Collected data
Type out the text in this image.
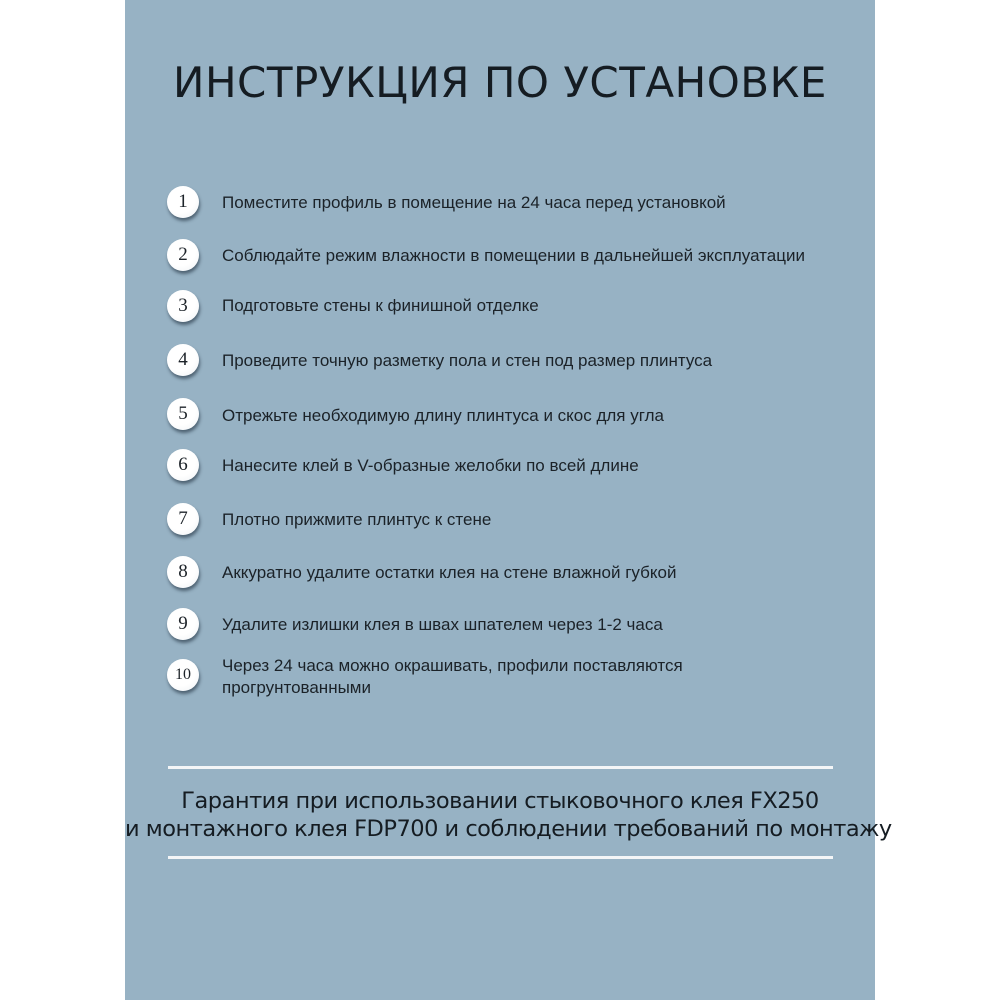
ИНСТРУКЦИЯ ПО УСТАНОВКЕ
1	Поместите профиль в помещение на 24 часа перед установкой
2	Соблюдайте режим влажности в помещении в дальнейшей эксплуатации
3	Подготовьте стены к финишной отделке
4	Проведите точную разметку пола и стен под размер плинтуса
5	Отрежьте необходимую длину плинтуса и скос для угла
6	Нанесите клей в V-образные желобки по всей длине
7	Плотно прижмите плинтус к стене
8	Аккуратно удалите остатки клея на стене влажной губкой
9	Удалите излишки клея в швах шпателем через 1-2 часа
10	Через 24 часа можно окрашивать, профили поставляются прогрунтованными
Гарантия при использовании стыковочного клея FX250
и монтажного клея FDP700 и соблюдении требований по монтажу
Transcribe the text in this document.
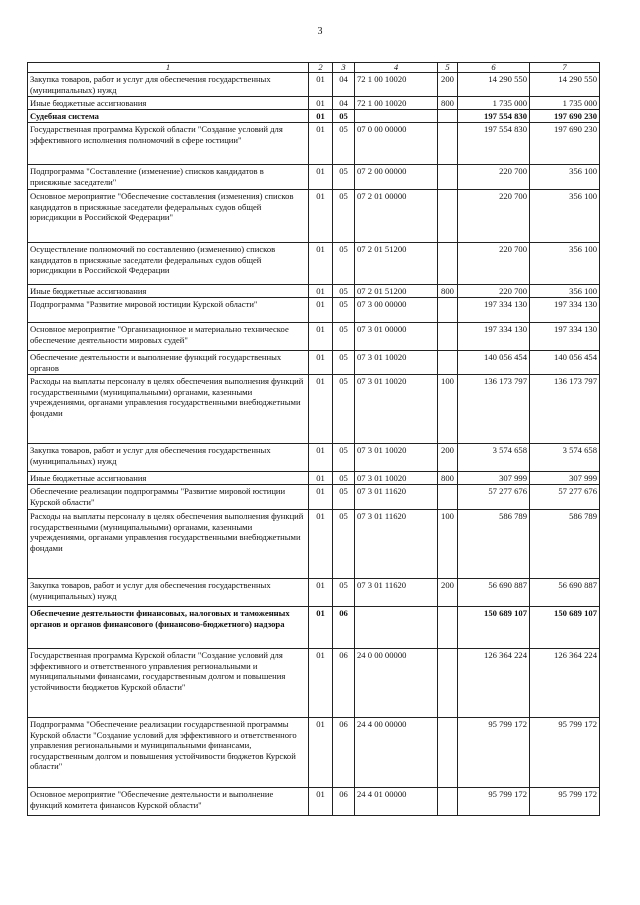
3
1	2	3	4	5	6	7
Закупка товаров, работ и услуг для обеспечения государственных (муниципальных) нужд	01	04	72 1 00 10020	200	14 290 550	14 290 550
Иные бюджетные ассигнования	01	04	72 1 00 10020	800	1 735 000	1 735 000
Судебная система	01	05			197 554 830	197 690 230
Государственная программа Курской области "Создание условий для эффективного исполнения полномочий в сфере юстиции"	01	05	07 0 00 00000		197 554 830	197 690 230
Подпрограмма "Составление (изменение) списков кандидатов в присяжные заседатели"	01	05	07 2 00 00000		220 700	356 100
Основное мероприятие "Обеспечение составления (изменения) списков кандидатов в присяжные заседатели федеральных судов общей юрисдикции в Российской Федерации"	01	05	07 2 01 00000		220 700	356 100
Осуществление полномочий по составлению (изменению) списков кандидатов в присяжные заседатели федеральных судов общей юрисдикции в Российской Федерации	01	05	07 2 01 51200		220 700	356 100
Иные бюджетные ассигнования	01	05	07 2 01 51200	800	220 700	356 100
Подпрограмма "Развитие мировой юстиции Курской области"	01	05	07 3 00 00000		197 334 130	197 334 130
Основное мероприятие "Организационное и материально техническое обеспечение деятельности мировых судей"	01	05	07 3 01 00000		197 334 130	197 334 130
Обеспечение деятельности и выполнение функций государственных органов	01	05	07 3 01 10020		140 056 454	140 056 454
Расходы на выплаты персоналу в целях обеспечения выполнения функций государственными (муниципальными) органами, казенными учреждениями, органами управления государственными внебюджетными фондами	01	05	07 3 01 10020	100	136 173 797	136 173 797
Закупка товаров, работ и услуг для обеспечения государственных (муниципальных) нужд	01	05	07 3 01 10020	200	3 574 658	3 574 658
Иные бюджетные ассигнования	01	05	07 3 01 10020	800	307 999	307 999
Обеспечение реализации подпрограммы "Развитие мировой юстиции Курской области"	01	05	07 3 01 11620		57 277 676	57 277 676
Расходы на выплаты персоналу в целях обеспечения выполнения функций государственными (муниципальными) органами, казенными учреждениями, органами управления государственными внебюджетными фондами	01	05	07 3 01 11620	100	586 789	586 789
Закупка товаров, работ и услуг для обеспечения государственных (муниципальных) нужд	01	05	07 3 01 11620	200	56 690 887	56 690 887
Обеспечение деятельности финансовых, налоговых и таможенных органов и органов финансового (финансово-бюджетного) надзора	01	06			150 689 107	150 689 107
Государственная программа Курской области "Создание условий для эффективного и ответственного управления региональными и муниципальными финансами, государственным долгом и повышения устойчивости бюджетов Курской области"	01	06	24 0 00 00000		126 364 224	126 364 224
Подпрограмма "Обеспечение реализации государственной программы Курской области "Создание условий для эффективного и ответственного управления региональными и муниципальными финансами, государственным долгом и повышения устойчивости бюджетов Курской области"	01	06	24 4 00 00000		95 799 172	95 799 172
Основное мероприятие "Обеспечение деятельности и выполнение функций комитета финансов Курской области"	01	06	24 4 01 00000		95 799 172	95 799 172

* * *

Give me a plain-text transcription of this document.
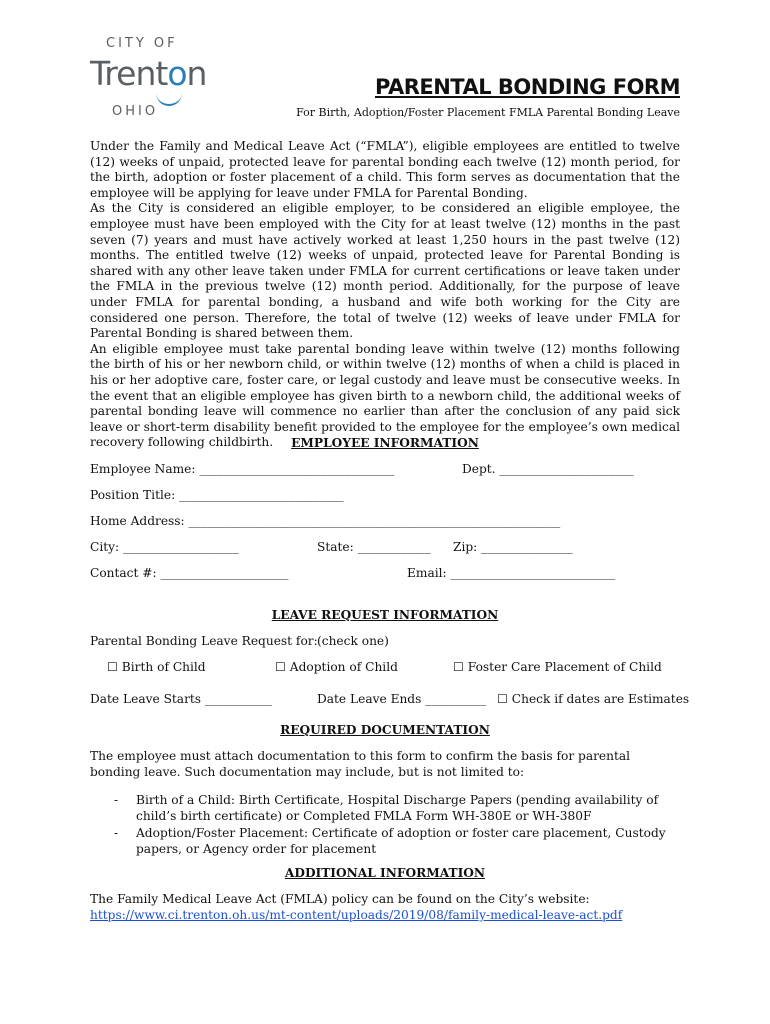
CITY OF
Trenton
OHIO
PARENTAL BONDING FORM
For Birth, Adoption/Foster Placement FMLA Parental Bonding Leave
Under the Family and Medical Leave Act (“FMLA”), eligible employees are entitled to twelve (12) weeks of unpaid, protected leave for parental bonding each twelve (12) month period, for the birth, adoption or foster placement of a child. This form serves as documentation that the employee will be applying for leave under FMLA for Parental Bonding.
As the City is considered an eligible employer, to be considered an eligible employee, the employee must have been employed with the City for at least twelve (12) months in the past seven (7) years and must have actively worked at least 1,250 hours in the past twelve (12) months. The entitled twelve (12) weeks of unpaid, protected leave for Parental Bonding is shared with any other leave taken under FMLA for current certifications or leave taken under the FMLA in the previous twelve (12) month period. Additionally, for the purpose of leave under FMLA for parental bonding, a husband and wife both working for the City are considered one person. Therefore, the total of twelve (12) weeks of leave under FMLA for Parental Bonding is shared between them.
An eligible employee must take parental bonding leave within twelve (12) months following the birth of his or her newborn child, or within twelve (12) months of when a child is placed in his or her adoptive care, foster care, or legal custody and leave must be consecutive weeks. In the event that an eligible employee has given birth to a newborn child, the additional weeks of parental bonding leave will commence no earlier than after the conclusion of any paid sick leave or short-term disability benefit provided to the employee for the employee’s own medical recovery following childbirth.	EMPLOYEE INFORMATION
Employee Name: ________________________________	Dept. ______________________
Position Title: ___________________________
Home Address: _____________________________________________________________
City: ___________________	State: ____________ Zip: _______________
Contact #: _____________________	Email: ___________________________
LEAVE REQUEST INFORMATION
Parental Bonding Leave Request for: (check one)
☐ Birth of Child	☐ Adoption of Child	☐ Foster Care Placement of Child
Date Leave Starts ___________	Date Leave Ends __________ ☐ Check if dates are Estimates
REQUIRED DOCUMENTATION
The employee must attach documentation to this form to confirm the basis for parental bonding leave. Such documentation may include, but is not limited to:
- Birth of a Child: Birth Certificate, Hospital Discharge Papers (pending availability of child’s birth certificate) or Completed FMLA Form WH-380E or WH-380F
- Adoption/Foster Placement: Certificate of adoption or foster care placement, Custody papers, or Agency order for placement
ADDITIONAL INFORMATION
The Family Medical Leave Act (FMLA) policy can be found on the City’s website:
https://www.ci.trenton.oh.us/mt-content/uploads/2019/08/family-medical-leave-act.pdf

• Objective: Using the records above, copy every line that has the word "судов" in it.

• Problem solution:
Основное мероприятие "Обеспечение составления (изменения) списков кандидатов в присяжные заседатели федеральных судов общей юрисдикции в Российской Федерации"	01	05	07 2 01 00000		220 700	356 100
Осуществление полномочий по составлению (изменению) списков кандидатов в присяжные заседатели федеральных судов общей юрисдикции в Российской Федерации	01	05	07 2 01 51200		220 700	356 100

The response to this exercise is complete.